- **Written task**
Omit any picture, and return the remaining data exactly as written.

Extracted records
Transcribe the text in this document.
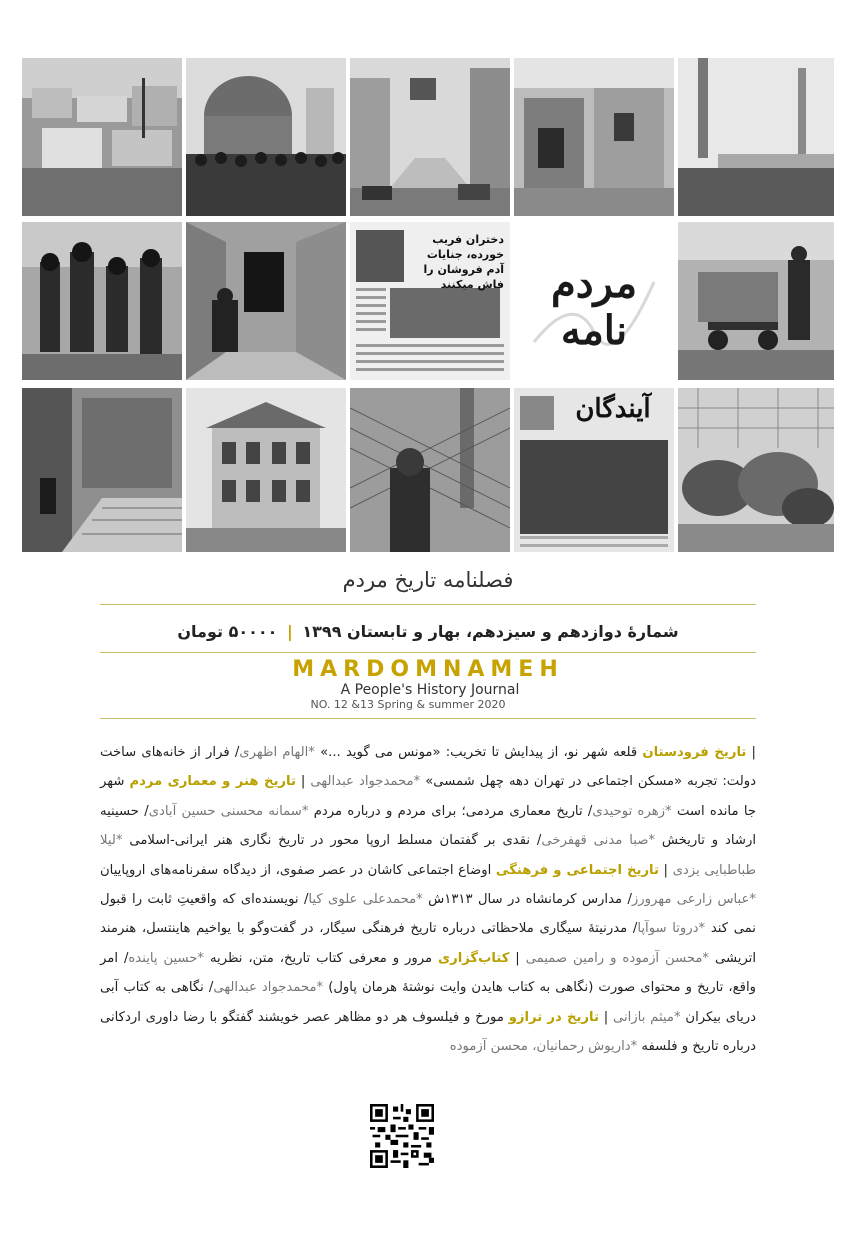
دختران فریب خورده، جنایات
آدم فروشان را فاش میکنند	مردم نامه
آیندگان
فصلنامه تاریخ مردم
شمارۀ دوازدهم و سیزدهم، بهار و تابستان ۱۳۹۹ | ۵۰۰۰۰ تومان
MARDOMNAMEH
A People's History Journal
NO. 12 &13 Spring & summer 2020
| تاریخ فرودستان قلعه شهر نو، از پیدایش تا تخریب: «مونس می گوید ...» *الهام اظهری/ فرار از خانه‌های ساخت دولت: تجربه «مسکن اجتماعی در تهران دهه چهل شمسی» *محمدجواد عبدالهی | تاریخ هنر و معماری مردم شهر جا مانده است *زهره توحیدی/ تاریخ معماری مردمی؛ برای مردم و درباره مردم *سمانه محسنی حسین آبادی/ حسینیه ارشاد و تاریخش *صبا مدنی قهفرخی/ نقدی بر گفتمان مسلط اروپا محور در تاریخ نگاری هنر ایرانی-اسلامی *لیلا طباطبایی یزدی | تاریخ اجتماعی و فرهنگی اوضاع اجتماعی کاشان در عصر صفوی، از دیدگاه سفرنامه‌های اروپاییان *عباس زارعی مهرورز/ مدارس کرمانشاه در سال ۱۳۱۳ش *محمدعلی علوی کیا/ نویسنده‌ای که واقعیتِ ثابت را قبول نمی کند *دروتا سوآپا/ مدرنیتۀ سیگاری ملاحظاتی درباره تاریخ فرهنگی سیگار، در گفت‌وگو با یواخیم هاینتسل، هنرمند اتریشی *محسن آزموده و رامین صمیمی | کتاب‌گزاری مرور و معرفی کتاب تاریخ، متن، نظریه *حسین پاینده/ امر واقع، تاریخ و محتوای صورت (نگاهی به کتاب هایدن وایت نوشتۀ هرمان پاول) *محمدجواد عبدالهی/ نگاهی به کتاب آبی دریای بیکران *میثم بازانی | تاریخ در ترازو مورخ و فیلسوف هر دو مظاهر عصر خویشند گفتگو با رضا داوری اردکانی درباره تاریخ و فلسفه *داریوش رحمانیان، محسن آزموده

- **In response**
Transcribe the text in this document.
دختران فریب خورده، جنایات
آدم فروشان را فاش میکنند	مردم نامه
آیندگان
فصلنامه تاریخ مردم
شمارۀ دوازدهم و سیزدهم، بهار و تابستان ۱۳۹۹ | ۵۰۰۰۰ تومان
MARDOMNAMEH
A People's History Journal
NO. 12 &13 Spring & summer 2020
| تاریخ فرودستان قلعه شهر نو، از پیدایش تا تخریب: «مونس می گوید ...» *الهام اظهری/ فرار از خانه‌های ساخت دولت: تجربه «مسکن اجتماعی در تهران دهه چهل شمسی» *محمدجواد عبدالهی | تاریخ هنر و معماری مردم شهر جا مانده است *زهره توحیدی/ تاریخ معماری مردمی؛ برای مردم و درباره مردم *سمانه محسنی حسین آبادی/ حسینیه ارشاد و تاریخش *صبا مدنی قهفرخی/ نقدی بر گفتمان مسلط اروپا محور در تاریخ نگاری هنر ایرانی-اسلامی *لیلا طباطبایی یزدی | تاریخ اجتماعی و فرهنگی اوضاع اجتماعی کاشان در عصر صفوی، از دیدگاه سفرنامه‌های اروپاییان *عباس زارعی مهرورز/ مدارس کرمانشاه در سال ۱۳۱۳ش *محمدعلی علوی کیا/ نویسنده‌ای که واقعیتِ ثابت را قبول نمی کند *دروتا سوآپا/ مدرنیتۀ سیگاری ملاحظاتی درباره تاریخ فرهنگی سیگار، در گفت‌وگو با یواخیم هاینتسل، هنرمند اتریشی *محسن آزموده و رامین صمیمی | کتاب‌گزاری مرور و معرفی کتاب تاریخ، متن، نظریه *حسین پاینده/ امر واقع، تاریخ و محتوای صورت (نگاهی به کتاب هایدن وایت نوشتۀ هرمان پاول) *محمدجواد عبدالهی/ نگاهی به کتاب آبی دریای بیکران *میثم بازانی | تاریخ در ترازو مورخ و فیلسوف هر دو مظاهر عصر خویشند گفتگو با رضا داوری اردکانی درباره تاریخ و فلسفه *داریوش رحمانیان، محسن آزموده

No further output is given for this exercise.